◆ **Source text**:
=-=-=
Honor Yourself
by Linda-Ann Stewart
When I was young, I was given the message that I had to sacrifice those parts of me that made others uncomfortable. If I was talented, and it made another envious, I was supposed to hide my talent, otherwise I was accused of being “selfish.” At one point, I felt bad for making good grades because I somehow thought I was taking a good grade away from someone else. Many people are like me and have been told they were being selfish, when they were only being true to themselves.
In many cases, the definition of “selfish” has been perverted. If you say “no” to participating in an activity that would overextend you, you might be called “selfish” because it inconveniences the person who asks you. You can always consider your needs against what other people want from you, then decide the most appropriate action to take.
True selfishness is when you disregard the welfare of others. It doesn’t mean that you must ignore your own welfare to please someone else. But the term may have been twisted to become a club to manipulate you.
There is such a thing as healthy selfishness. That’s when you concern yourself with your well being. You’re not taking anything from anyone else, you’re just attending to your needs. Remember that everyone else has the same Universal power that you do to manifest what they want. They don’t need to take what is yours, whether it’s time or resources, to achieve their goal. Nor do you need anything of anyone else’s.
This isn’t a carte blanche to ignore the needs of others. But be aware that some people will have their own agenda when they put their desires ahead of your basic needs. You have a right to your needs and to express the Spirit within you. One of life’s lessons is to learn to honor yourself first.
Affirmation:
I honor myself. I recognize when someone tries to manipulate me, and take appropriate actions to take care of my well being. Everyone has the same connection to Universal power that I do, and can take care of their own needs. I have a right to be here. My welfare is as important as anyone else’s.
8 thoughts on “Honor Yourself”
I agree. We have to love, honor and care for ourselves first. When we do, it then ripples out. We’re better able to give. We’re more effective in our roles and relationships. It’s not selfish in a negative way at all.
Thank you, Leanne! Most people just have been manipulated with the “selfish” tag. But if we don’t take care of ourselves, we get drained and have nothing left to give. I love your comment about our being more effective, because it’s so true.
I definitely agree that honoring the self is very important. I think one of the biggest issues that we deal with in society is the inability to truly appreciate our uniqueness. This in turn causes those with talents that could change the world to down play those talents. As you stated honoring the self is not about being selfish and discounting others. I believe it is about truly respecting who you are. This is a form of self love. There is a scripture that says love thy neighbor as THY SELF. We get it backwards and try to take care of everyone else. We end up trying to love thy neighbor in spite of thy self when we don’t honor our uniqueness.
=-=-=
◆ **Extracted data**:
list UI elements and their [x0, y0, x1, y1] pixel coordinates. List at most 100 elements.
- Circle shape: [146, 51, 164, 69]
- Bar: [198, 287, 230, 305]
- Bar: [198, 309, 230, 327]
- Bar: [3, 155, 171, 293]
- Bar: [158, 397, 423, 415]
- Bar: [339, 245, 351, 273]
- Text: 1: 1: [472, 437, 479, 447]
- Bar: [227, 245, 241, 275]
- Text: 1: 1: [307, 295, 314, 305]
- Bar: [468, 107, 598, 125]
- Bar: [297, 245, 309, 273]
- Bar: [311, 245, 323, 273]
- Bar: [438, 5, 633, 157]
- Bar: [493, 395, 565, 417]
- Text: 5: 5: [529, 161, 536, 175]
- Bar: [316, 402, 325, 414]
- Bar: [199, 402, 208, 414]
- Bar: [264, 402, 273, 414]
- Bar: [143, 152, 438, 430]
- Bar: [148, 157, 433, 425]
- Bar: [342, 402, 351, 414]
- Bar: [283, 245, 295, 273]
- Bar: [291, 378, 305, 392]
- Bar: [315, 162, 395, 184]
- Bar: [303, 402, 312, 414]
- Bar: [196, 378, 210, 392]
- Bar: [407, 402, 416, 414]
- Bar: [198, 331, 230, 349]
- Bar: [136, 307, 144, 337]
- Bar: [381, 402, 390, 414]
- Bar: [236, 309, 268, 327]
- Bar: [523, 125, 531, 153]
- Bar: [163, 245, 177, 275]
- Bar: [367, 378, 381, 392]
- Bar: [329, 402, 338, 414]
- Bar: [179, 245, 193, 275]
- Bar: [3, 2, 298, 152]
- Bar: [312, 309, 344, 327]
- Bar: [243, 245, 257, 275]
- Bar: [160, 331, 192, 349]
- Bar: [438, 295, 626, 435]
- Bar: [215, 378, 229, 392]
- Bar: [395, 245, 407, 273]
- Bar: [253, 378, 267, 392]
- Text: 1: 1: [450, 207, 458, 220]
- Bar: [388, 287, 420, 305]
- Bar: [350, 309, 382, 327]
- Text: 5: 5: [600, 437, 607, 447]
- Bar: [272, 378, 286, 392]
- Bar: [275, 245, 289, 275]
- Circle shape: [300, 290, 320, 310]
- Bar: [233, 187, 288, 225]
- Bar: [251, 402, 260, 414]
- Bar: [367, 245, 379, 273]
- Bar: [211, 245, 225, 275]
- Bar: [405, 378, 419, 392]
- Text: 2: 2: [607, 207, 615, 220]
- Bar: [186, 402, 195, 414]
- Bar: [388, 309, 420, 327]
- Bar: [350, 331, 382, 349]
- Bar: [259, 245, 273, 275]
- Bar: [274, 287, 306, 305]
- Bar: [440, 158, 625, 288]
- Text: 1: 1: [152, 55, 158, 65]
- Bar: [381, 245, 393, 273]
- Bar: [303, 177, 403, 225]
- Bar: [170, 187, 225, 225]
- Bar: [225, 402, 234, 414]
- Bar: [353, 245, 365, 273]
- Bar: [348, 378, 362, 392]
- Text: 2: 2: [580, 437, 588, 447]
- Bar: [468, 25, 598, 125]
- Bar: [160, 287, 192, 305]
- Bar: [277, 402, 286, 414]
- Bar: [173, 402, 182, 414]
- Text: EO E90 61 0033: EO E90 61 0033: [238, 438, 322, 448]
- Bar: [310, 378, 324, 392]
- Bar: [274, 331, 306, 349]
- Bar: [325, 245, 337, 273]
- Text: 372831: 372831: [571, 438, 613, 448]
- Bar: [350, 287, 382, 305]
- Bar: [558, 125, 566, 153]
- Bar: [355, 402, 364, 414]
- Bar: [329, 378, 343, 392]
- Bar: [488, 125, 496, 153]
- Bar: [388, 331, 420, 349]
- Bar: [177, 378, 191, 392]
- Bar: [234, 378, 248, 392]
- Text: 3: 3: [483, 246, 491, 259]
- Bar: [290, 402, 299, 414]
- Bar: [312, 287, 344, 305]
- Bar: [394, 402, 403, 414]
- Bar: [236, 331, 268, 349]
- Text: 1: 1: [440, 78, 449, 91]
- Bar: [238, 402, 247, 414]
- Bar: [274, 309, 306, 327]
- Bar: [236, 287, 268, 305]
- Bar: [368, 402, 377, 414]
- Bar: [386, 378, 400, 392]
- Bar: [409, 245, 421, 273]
=-=-=
Translate this sentence from the text on honoring yourself into Spanish: "True selfishness is when you disregard the welfare of others."

◆ **Your response**:
El verdadero egoísmo es cuando ignoras el bienestar de los demás.